» Stated problem:
Without the pictures, copy all the entries below exactly.

» Recorded information:
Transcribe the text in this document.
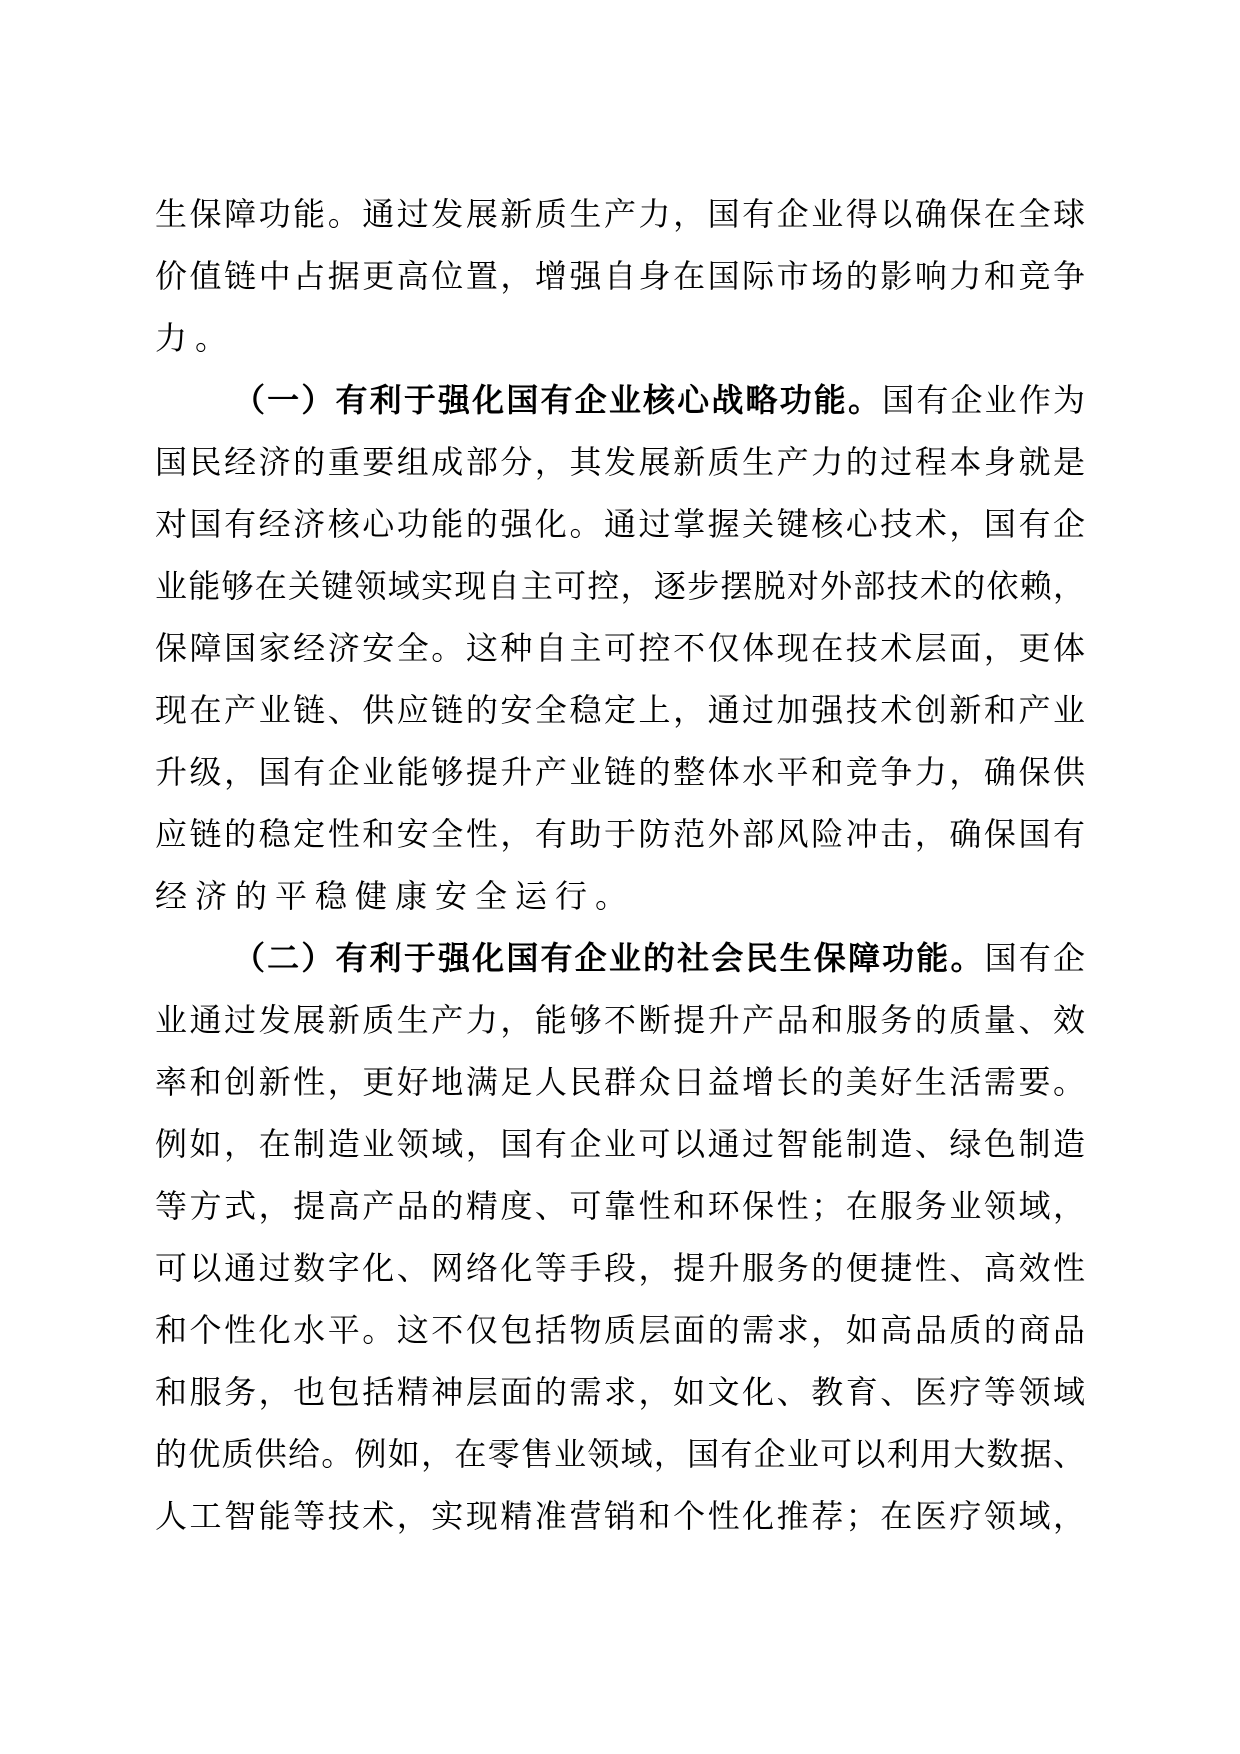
生保障功能。通过发展新质生产力，国有企业得以确保在全球
价值链中占据更高位置，增强自身在国际市场的影响力和竞争
力。
（一）有利于强化国有企业核心战略功能。国有企业作为
国民经济的重要组成部分，其发展新质生产力的过程本身就是
对国有经济核心功能的强化。通过掌握关键核心技术，国有企
业能够在关键领域实现自主可控，逐步摆脱对外部技术的依赖，
保障国家经济安全。这种自主可控不仅体现在技术层面，更体
现在产业链、供应链的安全稳定上，通过加强技术创新和产业
升级，国有企业能够提升产业链的整体水平和竞争力，确保供
应链的稳定性和安全性，有助于防范外部风险冲击，确保国有
经济的平稳健康安全运行。
（二）有利于强化国有企业的社会民生保障功能。国有企
业通过发展新质生产力，能够不断提升产品和服务的质量、效
率和创新性，更好地满足人民群众日益增长的美好生活需要。
例如，在制造业领域，国有企业可以通过智能制造、绿色制造
等方式，提高产品的精度、可靠性和环保性；在服务业领域，
可以通过数字化、网络化等手段，提升服务的便捷性、高效性
和个性化水平。这不仅包括物质层面的需求，如高品质的商品
和服务，也包括精神层面的需求，如文化、教育、医疗等领域
的优质供给。例如，在零售业领域，国有企业可以利用大数据、
人工智能等技术，实现精准营销和个性化推荐；在医疗领域，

» Output:
Transcribe the text in this document.
生保障功能。通过发展新质生产力，国有企业得以确保在全球
价值链中占据更高位置，增强自身在国际市场的影响力和竞争
力。
（一）有利于强化国有企业核心战略功能。国有企业作为
国民经济的重要组成部分，其发展新质生产力的过程本身就是
对国有经济核心功能的强化。通过掌握关键核心技术，国有企
业能够在关键领域实现自主可控，逐步摆脱对外部技术的依赖，
保障国家经济安全。这种自主可控不仅体现在技术层面，更体
现在产业链、供应链的安全稳定上，通过加强技术创新和产业
升级，国有企业能够提升产业链的整体水平和竞争力，确保供
应链的稳定性和安全性，有助于防范外部风险冲击，确保国有
经济的平稳健康安全运行。
（二）有利于强化国有企业的社会民生保障功能。国有企
业通过发展新质生产力，能够不断提升产品和服务的质量、效
率和创新性，更好地满足人民群众日益增长的美好生活需要。
例如，在制造业领域，国有企业可以通过智能制造、绿色制造
等方式，提高产品的精度、可靠性和环保性；在服务业领域，
可以通过数字化、网络化等手段，提升服务的便捷性、高效性
和个性化水平。这不仅包括物质层面的需求，如高品质的商品
和服务，也包括精神层面的需求，如文化、教育、医疗等领域
的优质供给。例如，在零售业领域，国有企业可以利用大数据、
人工智能等技术，实现精准营销和个性化推荐；在医疗领域，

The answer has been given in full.